It is required that all of the data be written out exactly.

-- Start of ENTRIES SUPPLIED --

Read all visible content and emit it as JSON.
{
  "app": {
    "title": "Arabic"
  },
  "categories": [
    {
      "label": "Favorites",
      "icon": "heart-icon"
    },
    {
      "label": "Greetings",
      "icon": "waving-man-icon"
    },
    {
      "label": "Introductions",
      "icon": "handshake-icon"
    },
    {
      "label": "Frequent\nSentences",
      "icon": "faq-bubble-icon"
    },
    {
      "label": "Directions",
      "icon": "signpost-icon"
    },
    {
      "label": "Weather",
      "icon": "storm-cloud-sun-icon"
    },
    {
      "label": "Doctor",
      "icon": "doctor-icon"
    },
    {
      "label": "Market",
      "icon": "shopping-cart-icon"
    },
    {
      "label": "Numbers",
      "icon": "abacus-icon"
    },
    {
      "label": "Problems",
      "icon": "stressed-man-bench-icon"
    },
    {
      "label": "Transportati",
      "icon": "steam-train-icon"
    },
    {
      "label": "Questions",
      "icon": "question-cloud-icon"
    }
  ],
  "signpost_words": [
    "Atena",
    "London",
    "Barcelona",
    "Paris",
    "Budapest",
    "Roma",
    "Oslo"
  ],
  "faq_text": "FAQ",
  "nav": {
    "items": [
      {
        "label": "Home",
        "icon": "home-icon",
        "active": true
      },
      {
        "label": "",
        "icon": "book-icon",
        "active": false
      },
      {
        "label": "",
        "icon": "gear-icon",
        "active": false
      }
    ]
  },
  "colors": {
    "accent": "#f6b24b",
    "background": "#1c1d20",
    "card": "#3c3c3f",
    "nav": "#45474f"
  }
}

-- End of ENTRIES SUPPLIED --

:: FULL RESPONSE ::
Read all visible content and emit it as JSON.
{
  "app": {
    "title": "Arabic"
  },
  "categories": [
    {
      "label": "Favorites",
      "icon": "heart-icon"
    },
    {
      "label": "Greetings",
      "icon": "waving-man-icon"
    },
    {
      "label": "Introductions",
      "icon": "handshake-icon"
    },
    {
      "label": "Frequent\nSentences",
      "icon": "faq-bubble-icon"
    },
    {
      "label": "Directions",
      "icon": "signpost-icon"
    },
    {
      "label": "Weather",
      "icon": "storm-cloud-sun-icon"
    },
    {
      "label": "Doctor",
      "icon": "doctor-icon"
    },
    {
      "label": "Market",
      "icon": "shopping-cart-icon"
    },
    {
      "label": "Numbers",
      "icon": "abacus-icon"
    },
    {
      "label": "Problems",
      "icon": "stressed-man-bench-icon"
    },
    {
      "label": "Transportati",
      "icon": "steam-train-icon"
    },
    {
      "label": "Questions",
      "icon": "question-cloud-icon"
    }
  ],
  "signpost_words": [
    "Atena",
    "London",
    "Barcelona",
    "Paris",
    "Budapest",
    "Roma",
    "Oslo"
  ],
  "faq_text": "FAQ",
  "nav": {
    "items": [
      {
        "label": "Home",
        "icon": "home-icon",
        "active": true
      },
      {
        "label": "",
        "icon": "book-icon",
        "active": false
      },
      {
        "label": "",
        "icon": "gear-icon",
        "active": false
      }
    ]
  },
  "colors": {
    "accent": "#f6b24b",
    "background": "#1c1d20",
    "card": "#3c3c3f",
    "nav": "#45474f"
  }
}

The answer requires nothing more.